● Work to complete
Search the material for the string "emotions" and copy each line where it occurs.

Rows from a figure dataset
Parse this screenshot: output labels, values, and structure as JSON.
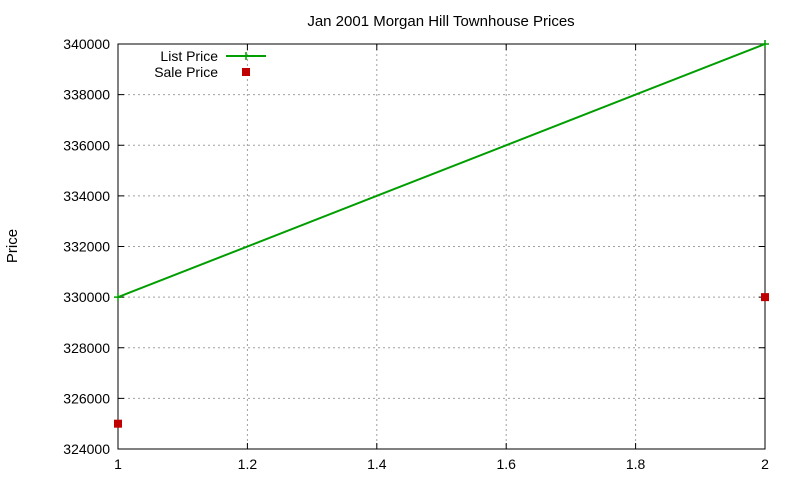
{
  "chart_data": {
    "type": "line",
    "title": "Jan 2001 Morgan Hill Townhouse Prices",
    "xlabel": "",
    "ylabel": "Price",
    "xlim": [
      1,
      2
    ],
    "ylim": [
      324000,
      340000
    ],
    "xticks": [
      1,
      1.2,
      1.4,
      1.6,
      1.8,
      2
    ],
    "xtick_labels": [
      "1",
      "1.2",
      "1.4",
      "1.6",
      "1.8",
      "2"
    ],
    "yticks": [
      324000,
      326000,
      328000,
      330000,
      332000,
      334000,
      336000,
      338000,
      340000
    ],
    "ytick_labels": [
      "324000",
      "326000",
      "328000",
      "330000",
      "332000",
      "334000",
      "336000",
      "338000",
      "340000"
    ],
    "grid": true,
    "legend_position": "top-left",
    "series": [
      {
        "name": "List Price",
        "style": "line-with-plus-markers",
        "color": "#009e00",
        "points": [
          [
            1,
            330000
          ],
          [
            2,
            340000
          ]
        ]
      },
      {
        "name": "Sale Price",
        "style": "square-markers",
        "color": "#c00000",
        "points": [
          [
            1,
            325000
          ],
          [
            2,
            330000
          ]
        ]
      }
    ]
  }
}
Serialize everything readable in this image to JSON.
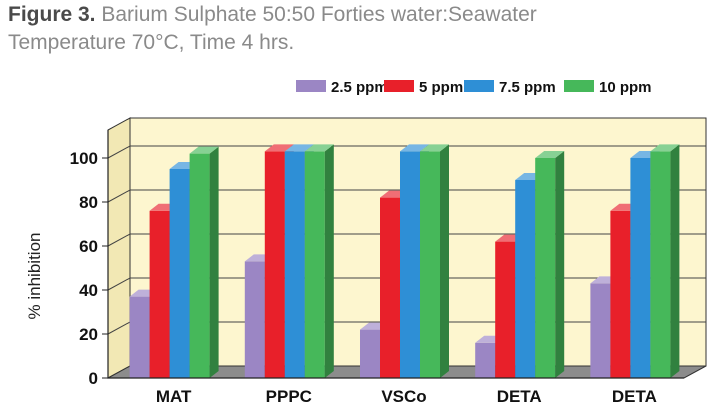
{
  "figure": {
    "label": "Figure 3.",
    "title": "Barium Sulphate 50:50 Forties water:Seawater",
    "subtitle": "Temperature 70°C, Time 4 hrs."
  },
  "chart_data": {
    "type": "bar",
    "ylabel": "% inhibition",
    "xlabel": "",
    "ylim": [
      0,
      100
    ],
    "yticks": [
      0,
      20,
      40,
      60,
      80,
      100
    ],
    "grid": true,
    "legend_position": "top-right",
    "categories": [
      "MAT",
      "PPPC",
      "VSCo",
      "DETA",
      "DETA"
    ],
    "series": [
      {
        "name": "2.5 ppm",
        "color": "#9b86c4",
        "values": [
          37,
          53,
          22,
          16,
          43
        ]
      },
      {
        "name": "5 ppm",
        "color": "#e8202a",
        "values": [
          76,
          103,
          82,
          62,
          76
        ]
      },
      {
        "name": "7.5 ppm",
        "color": "#2e8fd6",
        "values": [
          95,
          103,
          103,
          90,
          100
        ]
      },
      {
        "name": "10 ppm",
        "color": "#46b85a",
        "values": [
          102,
          103,
          103,
          100,
          103
        ]
      }
    ]
  }
}
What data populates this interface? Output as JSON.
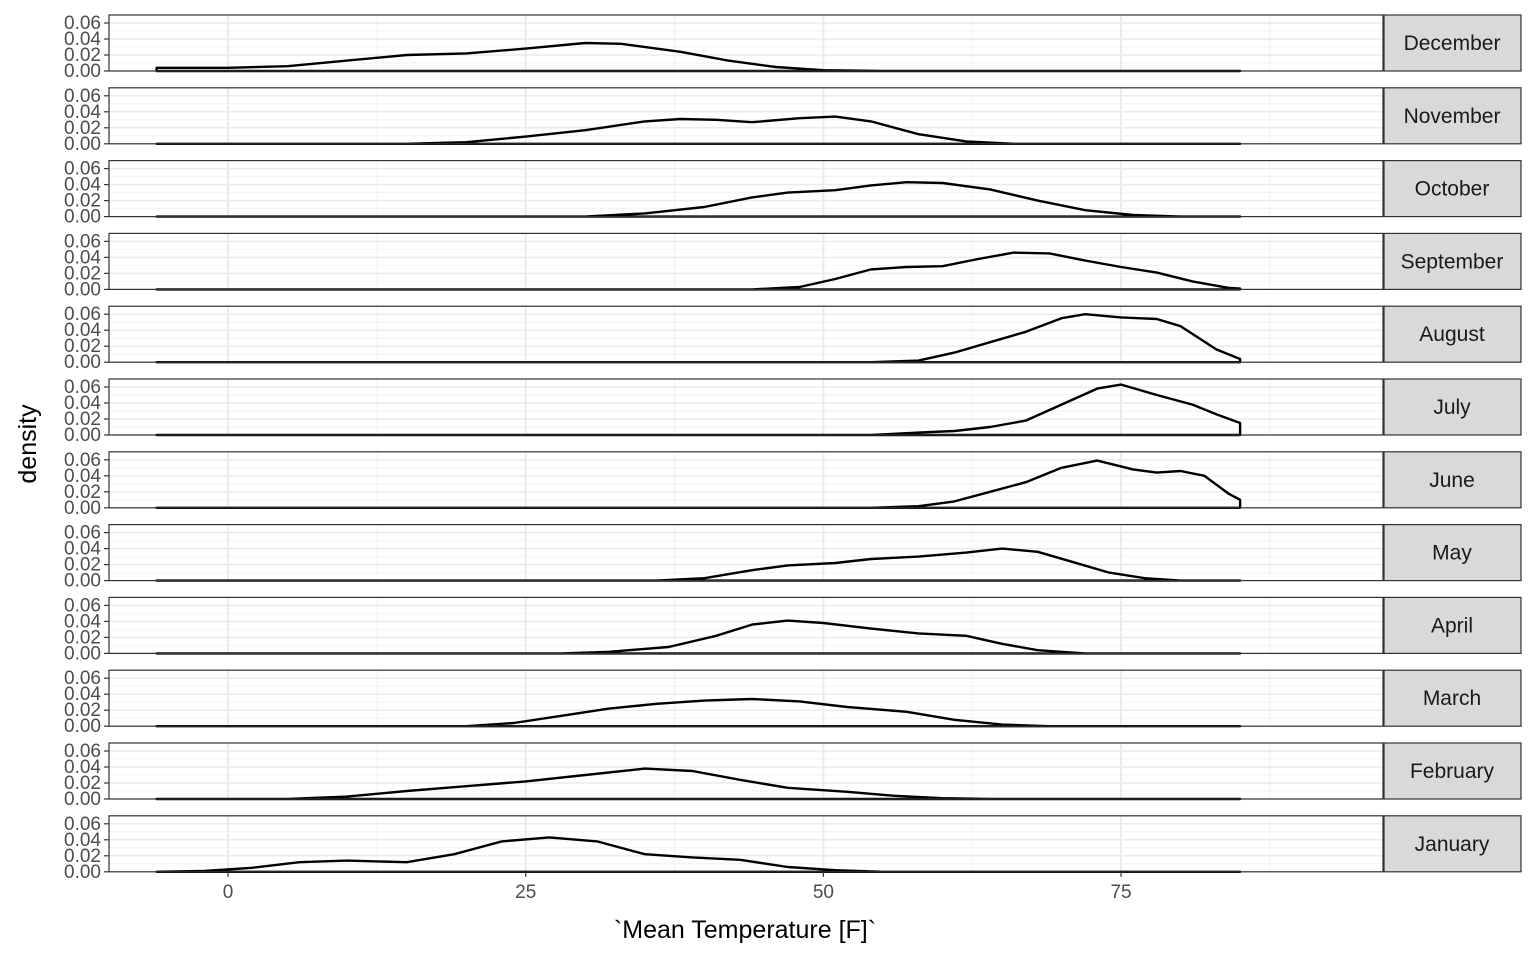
{
  "chart_data": {
    "type": "area",
    "facet_layout": "rows",
    "strip_position": "right",
    "xlabel": "`Mean Temperature [F]`",
    "ylabel": "density",
    "xlim": [
      -10,
      97
    ],
    "ylim": [
      0,
      0.07
    ],
    "x_ticks": [
      0,
      25,
      50,
      75
    ],
    "x_tick_labels": [
      "0",
      "25",
      "50",
      "75"
    ],
    "y_ticks": [
      0,
      0.02,
      0.04,
      0.06
    ],
    "y_tick_labels": [
      "0.00",
      "0.02",
      "0.04",
      "0.06"
    ],
    "grid": true,
    "line_color": "#000000",
    "strip_fill": "#d9d9d9",
    "panels": [
      {
        "label": "December",
        "points": [
          [
            -6,
            0.004
          ],
          [
            0,
            0.004
          ],
          [
            5,
            0.006
          ],
          [
            10,
            0.013
          ],
          [
            15,
            0.02
          ],
          [
            20,
            0.022
          ],
          [
            25,
            0.028
          ],
          [
            30,
            0.035
          ],
          [
            33,
            0.034
          ],
          [
            38,
            0.024
          ],
          [
            42,
            0.013
          ],
          [
            46,
            0.005
          ],
          [
            50,
            0.001
          ],
          [
            55,
            0
          ],
          [
            85,
            0
          ]
        ]
      },
      {
        "label": "November",
        "points": [
          [
            -6,
            0
          ],
          [
            15,
            0
          ],
          [
            20,
            0.002
          ],
          [
            25,
            0.009
          ],
          [
            30,
            0.017
          ],
          [
            35,
            0.028
          ],
          [
            38,
            0.031
          ],
          [
            41,
            0.03
          ],
          [
            44,
            0.027
          ],
          [
            48,
            0.032
          ],
          [
            51,
            0.034
          ],
          [
            54,
            0.028
          ],
          [
            58,
            0.012
          ],
          [
            62,
            0.003
          ],
          [
            66,
            0
          ],
          [
            85,
            0
          ]
        ]
      },
      {
        "label": "October",
        "points": [
          [
            -6,
            0
          ],
          [
            30,
            0
          ],
          [
            35,
            0.004
          ],
          [
            40,
            0.012
          ],
          [
            44,
            0.024
          ],
          [
            47,
            0.03
          ],
          [
            51,
            0.033
          ],
          [
            54,
            0.039
          ],
          [
            57,
            0.043
          ],
          [
            60,
            0.042
          ],
          [
            64,
            0.034
          ],
          [
            68,
            0.02
          ],
          [
            72,
            0.008
          ],
          [
            76,
            0.002
          ],
          [
            80,
            0
          ],
          [
            85,
            0
          ]
        ]
      },
      {
        "label": "September",
        "points": [
          [
            -6,
            0
          ],
          [
            44,
            0
          ],
          [
            48,
            0.003
          ],
          [
            51,
            0.013
          ],
          [
            54,
            0.025
          ],
          [
            57,
            0.028
          ],
          [
            60,
            0.029
          ],
          [
            63,
            0.038
          ],
          [
            66,
            0.046
          ],
          [
            69,
            0.045
          ],
          [
            72,
            0.036
          ],
          [
            75,
            0.028
          ],
          [
            78,
            0.021
          ],
          [
            81,
            0.01
          ],
          [
            84,
            0.002
          ],
          [
            85,
            0.001
          ]
        ]
      },
      {
        "label": "August",
        "points": [
          [
            -6,
            0
          ],
          [
            54,
            0
          ],
          [
            58,
            0.002
          ],
          [
            61,
            0.012
          ],
          [
            64,
            0.025
          ],
          [
            67,
            0.038
          ],
          [
            70,
            0.055
          ],
          [
            72,
            0.06
          ],
          [
            75,
            0.056
          ],
          [
            78,
            0.054
          ],
          [
            80,
            0.045
          ],
          [
            83,
            0.016
          ],
          [
            85,
            0.004
          ]
        ]
      },
      {
        "label": "July",
        "points": [
          [
            -6,
            0
          ],
          [
            54,
            0
          ],
          [
            58,
            0.003
          ],
          [
            61,
            0.005
          ],
          [
            64,
            0.01
          ],
          [
            67,
            0.018
          ],
          [
            70,
            0.038
          ],
          [
            73,
            0.058
          ],
          [
            75,
            0.063
          ],
          [
            78,
            0.05
          ],
          [
            81,
            0.038
          ],
          [
            83,
            0.026
          ],
          [
            85,
            0.015
          ]
        ]
      },
      {
        "label": "June",
        "points": [
          [
            -6,
            0
          ],
          [
            54,
            0
          ],
          [
            58,
            0.002
          ],
          [
            61,
            0.008
          ],
          [
            64,
            0.02
          ],
          [
            67,
            0.032
          ],
          [
            70,
            0.05
          ],
          [
            73,
            0.059
          ],
          [
            76,
            0.048
          ],
          [
            78,
            0.044
          ],
          [
            80,
            0.046
          ],
          [
            82,
            0.04
          ],
          [
            84,
            0.018
          ],
          [
            85,
            0.01
          ]
        ]
      },
      {
        "label": "May",
        "points": [
          [
            -6,
            0
          ],
          [
            36,
            0
          ],
          [
            40,
            0.003
          ],
          [
            44,
            0.013
          ],
          [
            47,
            0.019
          ],
          [
            51,
            0.022
          ],
          [
            54,
            0.027
          ],
          [
            58,
            0.03
          ],
          [
            62,
            0.035
          ],
          [
            65,
            0.04
          ],
          [
            68,
            0.036
          ],
          [
            71,
            0.023
          ],
          [
            74,
            0.01
          ],
          [
            77,
            0.003
          ],
          [
            80,
            0
          ],
          [
            85,
            0
          ]
        ]
      },
      {
        "label": "April",
        "points": [
          [
            -6,
            0
          ],
          [
            28,
            0
          ],
          [
            32,
            0.002
          ],
          [
            37,
            0.008
          ],
          [
            41,
            0.022
          ],
          [
            44,
            0.036
          ],
          [
            47,
            0.041
          ],
          [
            50,
            0.038
          ],
          [
            54,
            0.031
          ],
          [
            58,
            0.025
          ],
          [
            62,
            0.022
          ],
          [
            65,
            0.012
          ],
          [
            68,
            0.004
          ],
          [
            72,
            0
          ],
          [
            85,
            0
          ]
        ]
      },
      {
        "label": "March",
        "points": [
          [
            -6,
            0
          ],
          [
            20,
            0
          ],
          [
            24,
            0.004
          ],
          [
            28,
            0.013
          ],
          [
            32,
            0.022
          ],
          [
            36,
            0.028
          ],
          [
            40,
            0.032
          ],
          [
            44,
            0.034
          ],
          [
            48,
            0.031
          ],
          [
            52,
            0.024
          ],
          [
            57,
            0.018
          ],
          [
            61,
            0.008
          ],
          [
            65,
            0.002
          ],
          [
            69,
            0
          ],
          [
            85,
            0
          ]
        ]
      },
      {
        "label": "February",
        "points": [
          [
            -6,
            0
          ],
          [
            5,
            0
          ],
          [
            10,
            0.003
          ],
          [
            15,
            0.01
          ],
          [
            20,
            0.016
          ],
          [
            25,
            0.022
          ],
          [
            30,
            0.03
          ],
          [
            35,
            0.038
          ],
          [
            39,
            0.035
          ],
          [
            43,
            0.024
          ],
          [
            47,
            0.014
          ],
          [
            52,
            0.009
          ],
          [
            56,
            0.004
          ],
          [
            60,
            0.001
          ],
          [
            64,
            0
          ],
          [
            85,
            0
          ]
        ]
      },
      {
        "label": "January",
        "points": [
          [
            -6,
            0
          ],
          [
            -2,
            0.001
          ],
          [
            2,
            0.005
          ],
          [
            6,
            0.012
          ],
          [
            10,
            0.014
          ],
          [
            15,
            0.012
          ],
          [
            19,
            0.022
          ],
          [
            23,
            0.038
          ],
          [
            27,
            0.043
          ],
          [
            31,
            0.038
          ],
          [
            35,
            0.022
          ],
          [
            39,
            0.018
          ],
          [
            43,
            0.015
          ],
          [
            47,
            0.006
          ],
          [
            51,
            0.002
          ],
          [
            55,
            0
          ],
          [
            85,
            0
          ]
        ]
      }
    ]
  }
}
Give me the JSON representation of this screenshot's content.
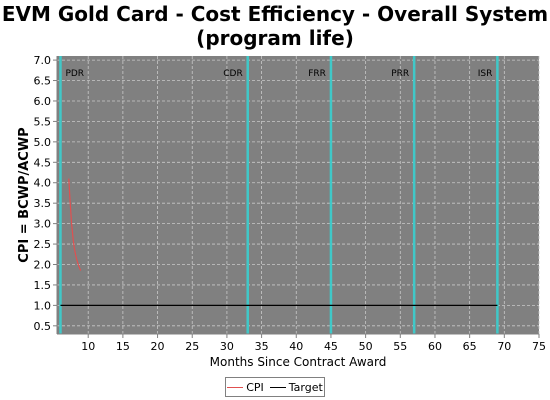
{
  "chart_data": {
    "type": "line",
    "title_line1": "EVM Gold Card - Cost Efficiency - Overall System",
    "title_line2": "(program life)",
    "xlabel": "Months Since Contract Award",
    "ylabel": "CPI = BCWP/ACWP",
    "xlim": [
      5.5,
      75
    ],
    "ylim": [
      0.3,
      7.1
    ],
    "x_ticks": [
      10,
      15,
      20,
      25,
      30,
      35,
      40,
      45,
      50,
      55,
      60,
      65,
      70,
      75
    ],
    "y_ticks": [
      "0.5",
      "1.0",
      "1.5",
      "2.0",
      "2.5",
      "3.0",
      "3.5",
      "4.0",
      "4.5",
      "5.0",
      "5.5",
      "6.0",
      "6.5",
      "7.0"
    ],
    "grid": true,
    "legend_position": "bottom-center",
    "plot_background": "#808080",
    "milestone_color": "#40c8c8",
    "milestones": [
      {
        "label": "PDR",
        "x": 6
      },
      {
        "label": "CDR",
        "x": 33
      },
      {
        "label": "FRR",
        "x": 45
      },
      {
        "label": "PRR",
        "x": 57
      },
      {
        "label": "ISR",
        "x": 69
      }
    ],
    "series": [
      {
        "name": "CPI",
        "color": "#e05050",
        "x": [
          7.2,
          7.4,
          7.6,
          7.8,
          8.0,
          8.3,
          8.6,
          8.9
        ],
        "y": [
          4.1,
          3.5,
          3.0,
          2.65,
          2.4,
          2.15,
          1.98,
          1.85
        ]
      },
      {
        "name": "Target",
        "color": "#000000",
        "x": [
          6,
          69
        ],
        "y": [
          1.0,
          1.0
        ]
      }
    ]
  }
}
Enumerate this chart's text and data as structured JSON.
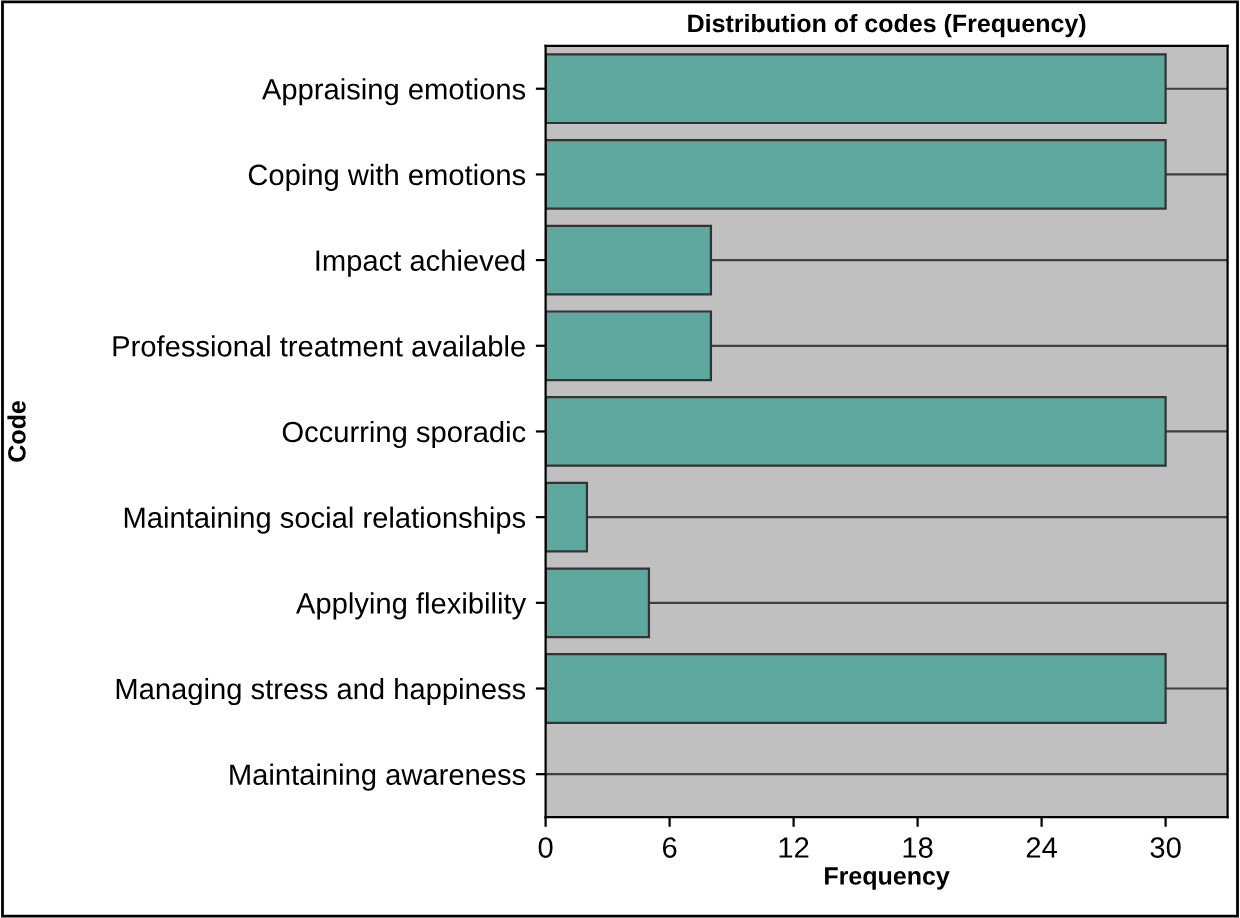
{
  "chart_data": {
    "type": "bar",
    "orientation": "horizontal",
    "title": "Distribution of codes (Frequency)",
    "xlabel": "Frequency",
    "ylabel": "Code",
    "categories": [
      "Appraising emotions",
      "Coping with emotions",
      "Impact achieved",
      "Professional treatment available",
      "Occurring sporadic",
      "Maintaining social relationships",
      "Applying flexibility",
      "Managing stress and happiness",
      "Maintaining awareness"
    ],
    "values": [
      30,
      30,
      8,
      8,
      30,
      2,
      5,
      30,
      0
    ],
    "color": "#5fa8a0",
    "xlim": [
      0,
      33
    ],
    "xticks": [
      0,
      6,
      12,
      18,
      24,
      30
    ],
    "grid": "y",
    "legend": false
  }
}
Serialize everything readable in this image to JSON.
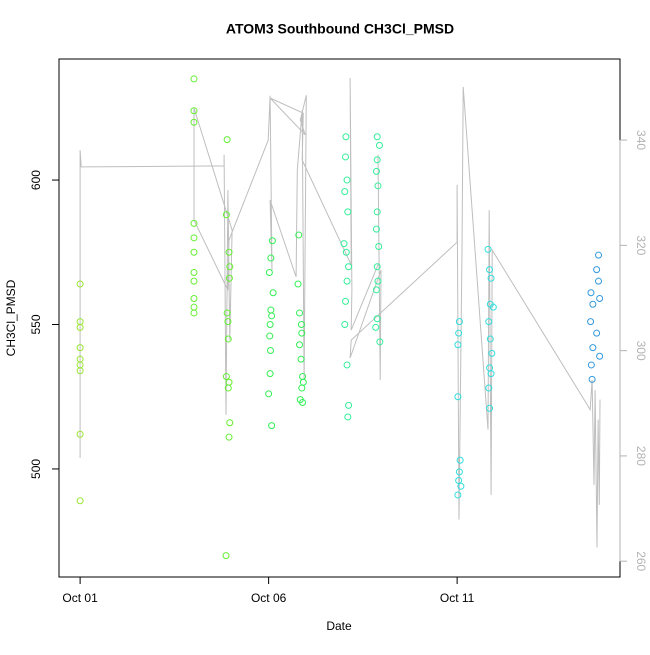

● Full answer
      "Appraising emotions",
      "Coping with emotions",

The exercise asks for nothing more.